**What you should do:**
Go through each line of the records below and count those with the word "Abbildung". Give only the count.

**Raw data:**
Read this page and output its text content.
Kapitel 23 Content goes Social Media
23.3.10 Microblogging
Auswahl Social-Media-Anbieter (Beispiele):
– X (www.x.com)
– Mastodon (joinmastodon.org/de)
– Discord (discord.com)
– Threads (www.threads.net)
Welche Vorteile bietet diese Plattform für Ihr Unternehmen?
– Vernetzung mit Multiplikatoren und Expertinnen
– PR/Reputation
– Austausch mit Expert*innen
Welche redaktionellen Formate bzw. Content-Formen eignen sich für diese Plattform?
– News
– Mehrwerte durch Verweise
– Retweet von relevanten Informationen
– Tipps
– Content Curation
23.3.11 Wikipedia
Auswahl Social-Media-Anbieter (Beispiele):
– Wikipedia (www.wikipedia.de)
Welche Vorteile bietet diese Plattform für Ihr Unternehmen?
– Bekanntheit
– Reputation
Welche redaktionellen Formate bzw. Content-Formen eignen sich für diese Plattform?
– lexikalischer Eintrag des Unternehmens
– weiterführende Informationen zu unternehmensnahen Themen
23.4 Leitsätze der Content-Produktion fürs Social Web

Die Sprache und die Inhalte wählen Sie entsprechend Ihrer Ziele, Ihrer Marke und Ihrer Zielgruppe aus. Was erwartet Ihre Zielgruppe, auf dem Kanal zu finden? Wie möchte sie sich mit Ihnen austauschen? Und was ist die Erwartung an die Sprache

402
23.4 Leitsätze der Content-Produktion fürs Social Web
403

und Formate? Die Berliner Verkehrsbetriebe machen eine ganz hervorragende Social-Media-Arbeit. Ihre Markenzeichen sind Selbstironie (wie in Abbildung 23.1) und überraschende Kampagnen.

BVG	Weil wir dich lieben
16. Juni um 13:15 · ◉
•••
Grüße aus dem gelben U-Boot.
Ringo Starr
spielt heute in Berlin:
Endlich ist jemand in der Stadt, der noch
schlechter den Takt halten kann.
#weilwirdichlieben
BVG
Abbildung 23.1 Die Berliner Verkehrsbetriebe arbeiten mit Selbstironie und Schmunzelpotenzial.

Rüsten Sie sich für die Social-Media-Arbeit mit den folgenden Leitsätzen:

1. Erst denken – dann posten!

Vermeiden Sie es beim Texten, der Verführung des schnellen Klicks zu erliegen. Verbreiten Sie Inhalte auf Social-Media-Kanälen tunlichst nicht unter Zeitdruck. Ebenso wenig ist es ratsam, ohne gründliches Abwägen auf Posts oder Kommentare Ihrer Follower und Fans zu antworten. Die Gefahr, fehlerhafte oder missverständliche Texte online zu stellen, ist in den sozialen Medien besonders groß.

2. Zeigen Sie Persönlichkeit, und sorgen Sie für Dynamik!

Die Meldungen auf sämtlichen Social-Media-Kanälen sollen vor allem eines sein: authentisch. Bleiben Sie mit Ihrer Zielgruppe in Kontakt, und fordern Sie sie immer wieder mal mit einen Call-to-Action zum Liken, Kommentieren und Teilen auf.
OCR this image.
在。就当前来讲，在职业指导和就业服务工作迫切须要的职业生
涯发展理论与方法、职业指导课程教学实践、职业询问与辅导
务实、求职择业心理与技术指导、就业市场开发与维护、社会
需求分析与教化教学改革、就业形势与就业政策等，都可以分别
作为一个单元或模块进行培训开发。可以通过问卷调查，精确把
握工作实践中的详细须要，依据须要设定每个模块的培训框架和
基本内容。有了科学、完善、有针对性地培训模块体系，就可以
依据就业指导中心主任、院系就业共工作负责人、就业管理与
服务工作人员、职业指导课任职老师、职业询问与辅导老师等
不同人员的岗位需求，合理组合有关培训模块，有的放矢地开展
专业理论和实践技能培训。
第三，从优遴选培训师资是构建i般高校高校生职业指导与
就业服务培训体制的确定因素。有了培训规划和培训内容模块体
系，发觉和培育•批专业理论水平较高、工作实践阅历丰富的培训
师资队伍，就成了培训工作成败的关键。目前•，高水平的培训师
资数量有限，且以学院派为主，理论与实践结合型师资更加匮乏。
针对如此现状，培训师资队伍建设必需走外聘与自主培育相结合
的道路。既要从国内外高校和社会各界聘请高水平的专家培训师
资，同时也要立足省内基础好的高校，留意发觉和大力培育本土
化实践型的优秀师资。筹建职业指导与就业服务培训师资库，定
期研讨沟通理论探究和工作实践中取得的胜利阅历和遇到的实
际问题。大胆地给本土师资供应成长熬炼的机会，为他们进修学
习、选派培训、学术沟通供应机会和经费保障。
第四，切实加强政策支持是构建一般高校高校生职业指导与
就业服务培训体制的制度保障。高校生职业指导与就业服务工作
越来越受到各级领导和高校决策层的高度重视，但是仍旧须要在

**Answer for the task:**
2